- _Data shown_
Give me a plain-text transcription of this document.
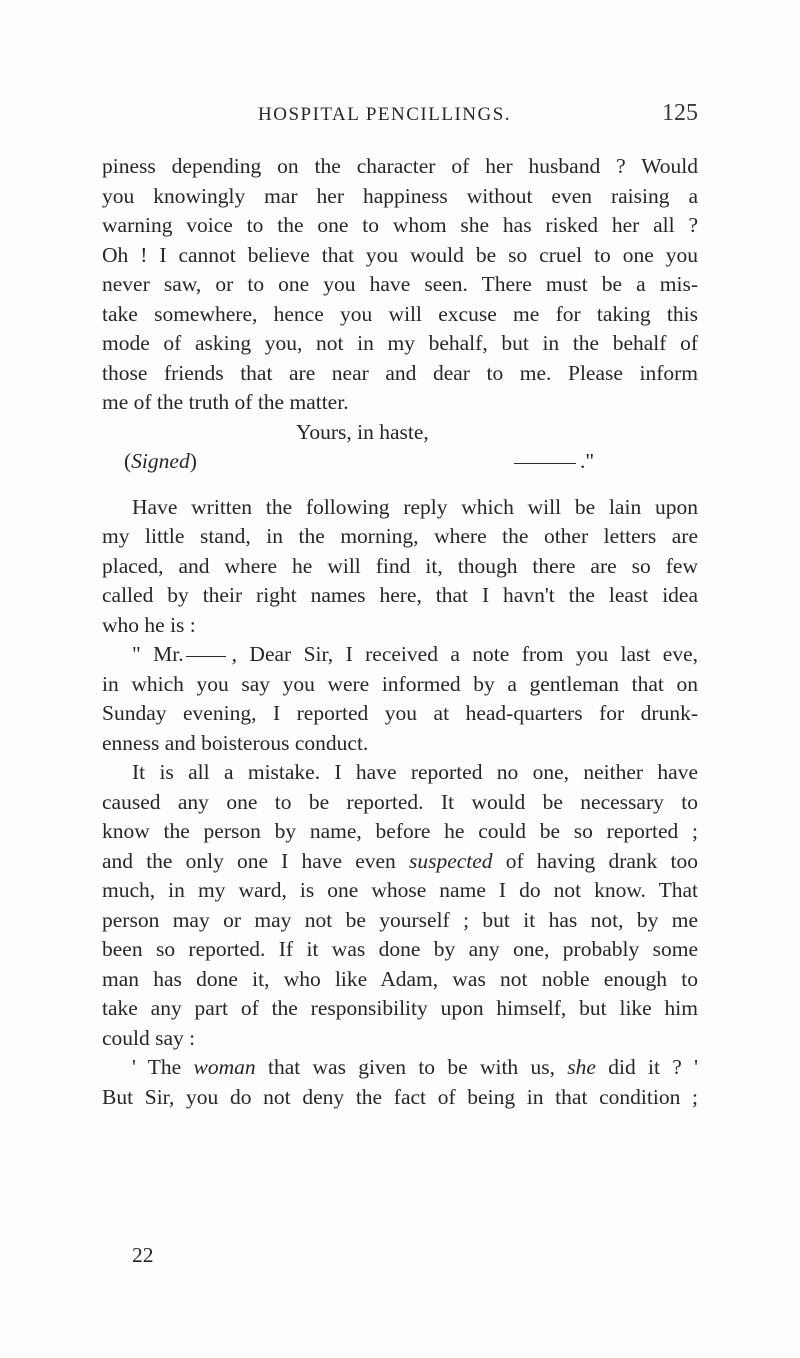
HOSPITAL PENCILLINGS.	125
piness depending on the character of her husband ? Would
you knowingly mar her happiness without even raising a
warning voice to the one to whom she has risked her all ?
Oh ! I cannot believe that you would be so cruel to one you
never saw, or to one you have seen. There must be a mis-
take somewhere, hence you will excuse me for taking this
mode of asking you, not in my behalf, but in the behalf of
those friends that are near and dear to me. Please inform
me of the truth of the matter.
Yours, in haste,
(Signed)	."
Have written the following reply which will be lain upon
my little stand, in the morning, where the other letters are
placed, and where he will find it, though there are so few
called by their right names here, that I havn't the least idea
who he is :
" Mr. , Dear Sir, I received a note from you last eve,
in which you say you were informed by a gentleman that on
Sunday evening, I reported you at head-quarters for drunk-
enness and boisterous conduct.
It is all a mistake. I have reported no one, neither have
caused any one to be reported. It would be necessary to
know the person by name, before he could be so reported ;
and the only one I have even suspected of having drank too
much, in my ward, is one whose name I do not know. That
person may or may not be yourself ; but it has not, by me
been so reported. If it was done by any one, probably some
man has done it, who like Adam, was not noble enough to
take any part of the responsibility upon himself, but like him
could say :
' The woman that was given to be with us, she did it ? '
But Sir, you do not deny the fact of being in that condition ;
22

- _Your instructions_
Copy the records exactly as they appear, excluding images.

- _Written answer_
Give me a plain-text transcription of this document.
HOSPITAL PENCILLINGS.	125
piness depending on the character of her husband ? Would
you knowingly mar her happiness without even raising a
warning voice to the one to whom she has risked her all ?
Oh ! I cannot believe that you would be so cruel to one you
never saw, or to one you have seen. There must be a mis-
take somewhere, hence you will excuse me for taking this
mode of asking you, not in my behalf, but in the behalf of
those friends that are near and dear to me. Please inform
me of the truth of the matter.
Yours, in haste,
(Signed)	."
Have written the following reply which will be lain upon
my little stand, in the morning, where the other letters are
placed, and where he will find it, though there are so few
called by their right names here, that I havn't the least idea
who he is :
" Mr. , Dear Sir, I received a note from you last eve,
in which you say you were informed by a gentleman that on
Sunday evening, I reported you at head-quarters for drunk-
enness and boisterous conduct.
It is all a mistake. I have reported no one, neither have
caused any one to be reported. It would be necessary to
know the person by name, before he could be so reported ;
and the only one I have even suspected of having drank too
much, in my ward, is one whose name I do not know. That
person may or may not be yourself ; but it has not, by me
been so reported. If it was done by any one, probably some
man has done it, who like Adam, was not noble enough to
take any part of the responsibility upon himself, but like him
could say :
' The woman that was given to be with us, she did it ? '
But Sir, you do not deny the fact of being in that condition ;
22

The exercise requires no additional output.